Written problem:
Determine how many lines contain the string "background", then reply with that figure only.
** Begin **
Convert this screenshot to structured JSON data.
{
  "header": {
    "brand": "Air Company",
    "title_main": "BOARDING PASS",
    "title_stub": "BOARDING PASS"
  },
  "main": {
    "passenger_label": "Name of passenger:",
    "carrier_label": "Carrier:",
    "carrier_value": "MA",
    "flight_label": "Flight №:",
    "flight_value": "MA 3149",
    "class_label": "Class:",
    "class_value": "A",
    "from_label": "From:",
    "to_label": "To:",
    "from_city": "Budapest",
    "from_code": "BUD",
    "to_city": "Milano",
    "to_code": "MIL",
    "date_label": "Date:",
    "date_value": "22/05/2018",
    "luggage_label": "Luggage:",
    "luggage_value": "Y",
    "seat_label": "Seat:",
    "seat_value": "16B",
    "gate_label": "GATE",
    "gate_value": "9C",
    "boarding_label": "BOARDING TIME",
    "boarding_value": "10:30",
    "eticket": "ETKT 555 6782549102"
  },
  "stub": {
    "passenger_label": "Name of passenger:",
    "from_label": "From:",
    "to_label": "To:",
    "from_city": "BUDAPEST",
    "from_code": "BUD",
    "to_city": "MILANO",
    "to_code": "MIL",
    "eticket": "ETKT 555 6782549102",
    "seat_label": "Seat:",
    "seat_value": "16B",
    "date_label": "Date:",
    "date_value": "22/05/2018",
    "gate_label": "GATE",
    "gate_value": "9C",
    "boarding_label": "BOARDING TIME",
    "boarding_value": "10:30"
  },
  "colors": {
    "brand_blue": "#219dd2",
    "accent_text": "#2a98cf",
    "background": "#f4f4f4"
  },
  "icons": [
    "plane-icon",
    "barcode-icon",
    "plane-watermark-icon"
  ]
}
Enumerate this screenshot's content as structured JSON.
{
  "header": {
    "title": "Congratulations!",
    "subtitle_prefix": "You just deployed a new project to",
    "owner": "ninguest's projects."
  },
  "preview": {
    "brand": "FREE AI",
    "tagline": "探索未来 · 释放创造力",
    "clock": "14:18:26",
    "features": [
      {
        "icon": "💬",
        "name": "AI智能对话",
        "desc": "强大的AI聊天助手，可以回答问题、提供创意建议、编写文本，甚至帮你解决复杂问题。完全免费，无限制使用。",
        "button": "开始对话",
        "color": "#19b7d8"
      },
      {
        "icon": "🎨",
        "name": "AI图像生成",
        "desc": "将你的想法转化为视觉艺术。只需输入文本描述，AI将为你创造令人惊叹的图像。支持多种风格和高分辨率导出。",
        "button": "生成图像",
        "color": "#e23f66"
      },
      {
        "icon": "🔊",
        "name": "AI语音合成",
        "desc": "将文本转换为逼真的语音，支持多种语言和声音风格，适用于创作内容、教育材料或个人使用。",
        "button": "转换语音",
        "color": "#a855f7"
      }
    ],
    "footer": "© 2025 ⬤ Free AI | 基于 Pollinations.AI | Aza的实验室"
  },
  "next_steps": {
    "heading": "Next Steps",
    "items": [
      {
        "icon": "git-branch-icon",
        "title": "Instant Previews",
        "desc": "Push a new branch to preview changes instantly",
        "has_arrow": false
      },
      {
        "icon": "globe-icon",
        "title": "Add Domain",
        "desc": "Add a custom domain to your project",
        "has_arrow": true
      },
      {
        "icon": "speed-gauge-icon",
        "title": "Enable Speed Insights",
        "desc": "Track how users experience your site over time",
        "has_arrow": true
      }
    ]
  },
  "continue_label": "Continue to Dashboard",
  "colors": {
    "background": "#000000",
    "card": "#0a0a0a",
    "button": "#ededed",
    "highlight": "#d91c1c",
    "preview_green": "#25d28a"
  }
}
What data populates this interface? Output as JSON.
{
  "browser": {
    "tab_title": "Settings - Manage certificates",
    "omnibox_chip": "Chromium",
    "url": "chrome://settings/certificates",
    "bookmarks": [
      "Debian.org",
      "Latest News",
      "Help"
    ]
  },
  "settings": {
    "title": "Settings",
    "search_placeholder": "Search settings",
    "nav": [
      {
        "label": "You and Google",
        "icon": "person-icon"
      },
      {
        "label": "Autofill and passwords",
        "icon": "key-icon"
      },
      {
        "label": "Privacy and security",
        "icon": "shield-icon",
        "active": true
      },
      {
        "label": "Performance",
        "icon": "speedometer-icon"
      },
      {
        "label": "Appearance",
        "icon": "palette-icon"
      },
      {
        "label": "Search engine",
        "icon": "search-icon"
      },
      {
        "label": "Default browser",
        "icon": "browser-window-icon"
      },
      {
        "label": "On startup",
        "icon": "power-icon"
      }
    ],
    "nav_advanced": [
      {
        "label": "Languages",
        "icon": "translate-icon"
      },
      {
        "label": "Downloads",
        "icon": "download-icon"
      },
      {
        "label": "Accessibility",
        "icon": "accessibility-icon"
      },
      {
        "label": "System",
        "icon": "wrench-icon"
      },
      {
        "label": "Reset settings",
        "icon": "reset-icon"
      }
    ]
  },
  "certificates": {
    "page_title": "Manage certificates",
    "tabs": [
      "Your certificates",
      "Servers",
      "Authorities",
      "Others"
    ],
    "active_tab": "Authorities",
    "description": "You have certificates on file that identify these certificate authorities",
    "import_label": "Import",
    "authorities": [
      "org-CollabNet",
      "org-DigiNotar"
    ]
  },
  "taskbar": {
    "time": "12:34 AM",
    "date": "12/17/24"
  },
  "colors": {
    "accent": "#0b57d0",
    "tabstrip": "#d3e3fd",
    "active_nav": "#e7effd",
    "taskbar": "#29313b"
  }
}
** End **
Answer below:
2